Article Versions
Export Article
Cite this article
  • Normal Style
  • MLA Style
  • APA Style
  • Chicago Style
Case Report
Open Access Peer-reviewed

Sturge-Weber Syndrome: A Boy with Port-wine Stain and Seizure

Maliha Hakim , Mashfiqul Hasan, Mahmudul Islam, Mohammad Akter Hossain, Jobaida Naznin, Saifur Rahman Khan
American Journal of Medical Case Reports. 2019, 7(7), 121-124. DOI: 10.12691/ajmcr-7-7-1
Received April 10, 2019; Revised May 20, 2019; Accepted June 16, 2019

Abstract

Neurocutaneous disorders are a heterogeneous group of genetic disorders that include Sturge-Weber syndrome (SWS), which is characterized by congenital capillary-venous malformation manifesting as port-wine stain, leptomeningeal angiomatosis and ocular angiomas. Diagnosis is made when at least two of these three areas are involved. Abnormal vessels lead to stasis and congestion resulting in decreased regional perfusion and eventually cause hypoxic brain injury with neuronal loss and gliosis. Seizures are common neurological manifestation in SWS patients and many patients have intractable seizures, eventually leading to motor deficits or developmental and cognitive delays. Here we report a case of a 16-year-old boy who presented with typical port-wine stain and seizure disorder since childhood. Neuroimaging revealed evidence of cerebral vascular malformation ipsilateral to the cutaneous lesion. Seizure was controlled with antiepileptic drugs. Early diagnosis and prompt treatment may reduce the incidence of neurologic sequelae. Proper counselling is necessary to improve compliance.

• [DATA FOR ANALYSIS]:
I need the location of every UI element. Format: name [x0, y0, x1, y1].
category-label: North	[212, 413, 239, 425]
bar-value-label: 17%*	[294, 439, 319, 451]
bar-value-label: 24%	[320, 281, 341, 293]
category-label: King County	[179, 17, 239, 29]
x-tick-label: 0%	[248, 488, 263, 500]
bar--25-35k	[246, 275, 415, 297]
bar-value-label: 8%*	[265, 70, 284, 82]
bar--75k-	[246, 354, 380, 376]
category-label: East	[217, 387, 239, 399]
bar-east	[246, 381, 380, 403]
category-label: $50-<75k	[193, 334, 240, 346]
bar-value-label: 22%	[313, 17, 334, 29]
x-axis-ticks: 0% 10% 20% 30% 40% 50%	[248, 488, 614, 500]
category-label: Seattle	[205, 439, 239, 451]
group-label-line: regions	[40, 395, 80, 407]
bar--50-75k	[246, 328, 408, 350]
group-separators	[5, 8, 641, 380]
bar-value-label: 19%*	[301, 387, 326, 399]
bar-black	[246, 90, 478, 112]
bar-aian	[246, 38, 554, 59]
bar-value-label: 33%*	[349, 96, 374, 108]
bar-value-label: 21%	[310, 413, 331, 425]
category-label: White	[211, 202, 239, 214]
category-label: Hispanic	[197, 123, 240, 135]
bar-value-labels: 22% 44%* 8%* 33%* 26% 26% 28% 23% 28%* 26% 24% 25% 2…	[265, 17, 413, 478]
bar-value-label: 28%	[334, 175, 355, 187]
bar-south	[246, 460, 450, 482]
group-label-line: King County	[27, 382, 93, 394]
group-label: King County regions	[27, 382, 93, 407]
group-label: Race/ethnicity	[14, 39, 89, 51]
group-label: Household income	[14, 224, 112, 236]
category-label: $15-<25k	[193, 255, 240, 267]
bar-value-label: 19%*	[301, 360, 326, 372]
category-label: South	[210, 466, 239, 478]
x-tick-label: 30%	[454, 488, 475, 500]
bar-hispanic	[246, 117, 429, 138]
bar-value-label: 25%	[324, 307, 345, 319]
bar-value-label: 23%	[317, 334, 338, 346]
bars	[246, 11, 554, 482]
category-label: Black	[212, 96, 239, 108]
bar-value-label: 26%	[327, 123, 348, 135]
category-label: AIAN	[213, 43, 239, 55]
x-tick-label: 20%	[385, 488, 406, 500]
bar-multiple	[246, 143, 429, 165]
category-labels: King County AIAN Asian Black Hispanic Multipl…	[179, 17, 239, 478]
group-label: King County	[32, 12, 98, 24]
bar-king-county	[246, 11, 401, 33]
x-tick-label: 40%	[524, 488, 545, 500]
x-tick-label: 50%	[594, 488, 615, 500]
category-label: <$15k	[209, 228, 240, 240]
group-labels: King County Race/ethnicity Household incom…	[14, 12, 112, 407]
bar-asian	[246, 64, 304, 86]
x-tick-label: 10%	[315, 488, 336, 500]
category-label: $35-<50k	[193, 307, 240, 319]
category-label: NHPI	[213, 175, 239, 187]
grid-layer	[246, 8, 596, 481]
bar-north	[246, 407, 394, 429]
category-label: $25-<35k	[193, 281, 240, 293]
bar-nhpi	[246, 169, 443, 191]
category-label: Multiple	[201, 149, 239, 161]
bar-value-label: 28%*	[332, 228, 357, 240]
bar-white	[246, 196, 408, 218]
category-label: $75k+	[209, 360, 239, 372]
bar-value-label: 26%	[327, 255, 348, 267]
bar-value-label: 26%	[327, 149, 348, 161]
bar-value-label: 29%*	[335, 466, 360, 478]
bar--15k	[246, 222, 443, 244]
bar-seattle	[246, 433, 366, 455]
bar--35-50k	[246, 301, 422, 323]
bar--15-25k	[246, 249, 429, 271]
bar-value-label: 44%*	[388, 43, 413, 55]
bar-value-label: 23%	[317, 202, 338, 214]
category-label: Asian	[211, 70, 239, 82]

• [EXERCISE PROMPT]: In the Sturge-Weber syndrome case report, how many of the three characteristic areas must be involved for a diagnosis to be made?

• [TASK RESPONSE]: At least two of the three.